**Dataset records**
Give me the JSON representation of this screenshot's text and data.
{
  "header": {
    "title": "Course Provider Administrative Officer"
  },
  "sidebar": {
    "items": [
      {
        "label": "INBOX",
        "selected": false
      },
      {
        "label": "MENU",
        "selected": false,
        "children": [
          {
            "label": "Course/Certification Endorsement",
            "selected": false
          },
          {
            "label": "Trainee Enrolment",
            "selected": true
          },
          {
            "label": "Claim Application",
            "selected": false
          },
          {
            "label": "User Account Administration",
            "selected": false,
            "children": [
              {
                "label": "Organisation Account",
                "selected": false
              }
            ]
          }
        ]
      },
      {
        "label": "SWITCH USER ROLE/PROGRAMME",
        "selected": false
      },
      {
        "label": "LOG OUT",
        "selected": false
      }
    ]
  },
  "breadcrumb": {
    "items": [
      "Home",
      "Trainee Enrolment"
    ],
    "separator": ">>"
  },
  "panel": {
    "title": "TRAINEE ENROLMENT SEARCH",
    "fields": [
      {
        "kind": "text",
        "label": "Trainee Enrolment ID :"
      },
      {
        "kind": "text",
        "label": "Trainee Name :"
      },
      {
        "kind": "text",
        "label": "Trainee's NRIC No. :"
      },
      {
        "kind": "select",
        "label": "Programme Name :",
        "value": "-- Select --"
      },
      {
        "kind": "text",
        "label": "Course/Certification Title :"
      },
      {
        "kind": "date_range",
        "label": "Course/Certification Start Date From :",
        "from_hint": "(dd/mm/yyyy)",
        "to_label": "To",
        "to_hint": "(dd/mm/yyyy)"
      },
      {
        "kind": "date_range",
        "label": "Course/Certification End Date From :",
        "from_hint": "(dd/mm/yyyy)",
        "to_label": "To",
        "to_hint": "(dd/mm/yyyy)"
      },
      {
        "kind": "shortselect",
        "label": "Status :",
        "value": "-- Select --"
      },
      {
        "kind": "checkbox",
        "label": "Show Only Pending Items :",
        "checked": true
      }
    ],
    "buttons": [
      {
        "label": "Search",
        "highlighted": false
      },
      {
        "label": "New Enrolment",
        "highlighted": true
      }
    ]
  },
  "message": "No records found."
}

**What this task involves**
Take every line from the data that contains the word "true".

**Exercise solution**
            "selected": true
        "checked": true
        "highlighted": true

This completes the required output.